▸ TASK
Return the records, each one exactly as written.

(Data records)
· · · ·
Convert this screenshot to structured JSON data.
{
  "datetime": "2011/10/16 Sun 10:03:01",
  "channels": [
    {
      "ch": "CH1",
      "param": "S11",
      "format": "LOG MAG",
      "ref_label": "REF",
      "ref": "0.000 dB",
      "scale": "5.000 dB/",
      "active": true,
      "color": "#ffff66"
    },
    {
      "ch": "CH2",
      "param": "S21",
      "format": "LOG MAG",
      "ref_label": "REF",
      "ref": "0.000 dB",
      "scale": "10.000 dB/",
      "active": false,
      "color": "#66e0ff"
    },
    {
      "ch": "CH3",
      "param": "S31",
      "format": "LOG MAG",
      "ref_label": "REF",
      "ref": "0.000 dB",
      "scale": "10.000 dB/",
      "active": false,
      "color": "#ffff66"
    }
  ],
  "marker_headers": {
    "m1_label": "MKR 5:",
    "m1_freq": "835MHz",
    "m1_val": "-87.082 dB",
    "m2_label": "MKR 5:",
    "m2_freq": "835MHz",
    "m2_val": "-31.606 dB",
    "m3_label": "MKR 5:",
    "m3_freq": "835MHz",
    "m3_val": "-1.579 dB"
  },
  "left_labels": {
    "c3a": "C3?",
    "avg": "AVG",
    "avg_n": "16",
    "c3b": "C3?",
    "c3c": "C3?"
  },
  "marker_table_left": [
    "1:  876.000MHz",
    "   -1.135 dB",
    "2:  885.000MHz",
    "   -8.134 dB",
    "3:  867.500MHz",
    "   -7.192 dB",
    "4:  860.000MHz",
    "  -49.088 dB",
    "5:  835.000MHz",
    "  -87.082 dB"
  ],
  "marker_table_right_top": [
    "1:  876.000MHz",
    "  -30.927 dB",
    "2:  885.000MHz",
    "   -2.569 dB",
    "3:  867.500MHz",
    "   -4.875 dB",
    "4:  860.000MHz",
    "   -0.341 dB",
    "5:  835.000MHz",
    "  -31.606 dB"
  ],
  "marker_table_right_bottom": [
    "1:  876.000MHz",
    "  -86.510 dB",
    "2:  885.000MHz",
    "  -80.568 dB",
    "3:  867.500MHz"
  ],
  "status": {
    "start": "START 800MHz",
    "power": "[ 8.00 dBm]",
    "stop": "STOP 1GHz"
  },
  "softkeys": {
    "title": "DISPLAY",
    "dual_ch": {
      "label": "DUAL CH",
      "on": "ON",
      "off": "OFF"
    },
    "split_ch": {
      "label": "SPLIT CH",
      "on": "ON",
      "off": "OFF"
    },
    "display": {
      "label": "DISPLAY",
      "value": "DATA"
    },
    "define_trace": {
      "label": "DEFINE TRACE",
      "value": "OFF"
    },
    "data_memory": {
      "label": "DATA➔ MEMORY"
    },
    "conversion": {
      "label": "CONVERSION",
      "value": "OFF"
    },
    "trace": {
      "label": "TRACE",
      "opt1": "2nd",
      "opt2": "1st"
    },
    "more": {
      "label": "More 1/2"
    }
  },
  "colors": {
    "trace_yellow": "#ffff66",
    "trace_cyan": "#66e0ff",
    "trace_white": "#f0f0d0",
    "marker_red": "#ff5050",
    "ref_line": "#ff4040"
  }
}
· · · ·
▸ WRITTEN SOLUTION
Convert this screenshot to structured JSON data.
{
  "datetime": "2011/10/16 Sun 10:03:01",
  "channels": [
    {
      "ch": "CH1",
      "param": "S11",
      "format": "LOG MAG",
      "ref_label": "REF",
      "ref": "0.000 dB",
      "scale": "5.000 dB/",
      "active": true,
      "color": "#ffff66"
    },
    {
      "ch": "CH2",
      "param": "S21",
      "format": "LOG MAG",
      "ref_label": "REF",
      "ref": "0.000 dB",
      "scale": "10.000 dB/",
      "active": false,
      "color": "#66e0ff"
    },
    {
      "ch": "CH3",
      "param": "S31",
      "format": "LOG MAG",
      "ref_label": "REF",
      "ref": "0.000 dB",
      "scale": "10.000 dB/",
      "active": false,
      "color": "#ffff66"
    }
  ],
  "marker_headers": {
    "m1_label": "MKR 5:",
    "m1_freq": "835MHz",
    "m1_val": "-87.082 dB",
    "m2_label": "MKR 5:",
    "m2_freq": "835MHz",
    "m2_val": "-31.606 dB",
    "m3_label": "MKR 5:",
    "m3_freq": "835MHz",
    "m3_val": "-1.579 dB"
  },
  "left_labels": {
    "c3a": "C3?",
    "avg": "AVG",
    "avg_n": "16",
    "c3b": "C3?",
    "c3c": "C3?"
  },
  "marker_table_left": [
    "1:  876.000MHz",
    "   -1.135 dB",
    "2:  885.000MHz",
    "   -8.134 dB",
    "3:  867.500MHz",
    "   -7.192 dB",
    "4:  860.000MHz",
    "  -49.088 dB",
    "5:  835.000MHz",
    "  -87.082 dB"
  ],
  "marker_table_right_top": [
    "1:  876.000MHz",
    "  -30.927 dB",
    "2:  885.000MHz",
    "   -2.569 dB",
    "3:  867.500MHz",
    "   -4.875 dB",
    "4:  860.000MHz",
    "   -0.341 dB",
    "5:  835.000MHz",
    "  -31.606 dB"
  ],
  "marker_table_right_bottom": [
    "1:  876.000MHz",
    "  -86.510 dB",
    "2:  885.000MHz",
    "  -80.568 dB",
    "3:  867.500MHz"
  ],
  "status": {
    "start": "START 800MHz",
    "power": "[ 8.00 dBm]",
    "stop": "STOP 1GHz"
  },
  "softkeys": {
    "title": "DISPLAY",
    "dual_ch": {
      "label": "DUAL CH",
      "on": "ON",
      "off": "OFF"
    },
    "split_ch": {
      "label": "SPLIT CH",
      "on": "ON",
      "off": "OFF"
    },
    "display": {
      "label": "DISPLAY",
      "value": "DATA"
    },
    "define_trace": {
      "label": "DEFINE TRACE",
      "value": "OFF"
    },
    "data_memory": {
      "label": "DATA➔ MEMORY"
    },
    "conversion": {
      "label": "CONVERSION",
      "value": "OFF"
    },
    "trace": {
      "label": "TRACE",
      "opt1": "2nd",
      "opt2": "1st"
    },
    "more": {
      "label": "More 1/2"
    }
  },
  "colors": {
    "trace_yellow": "#ffff66",
    "trace_cyan": "#66e0ff",
    "trace_white": "#f0f0d0",
    "marker_red": "#ff5050",
    "ref_line": "#ff4040"
  }
}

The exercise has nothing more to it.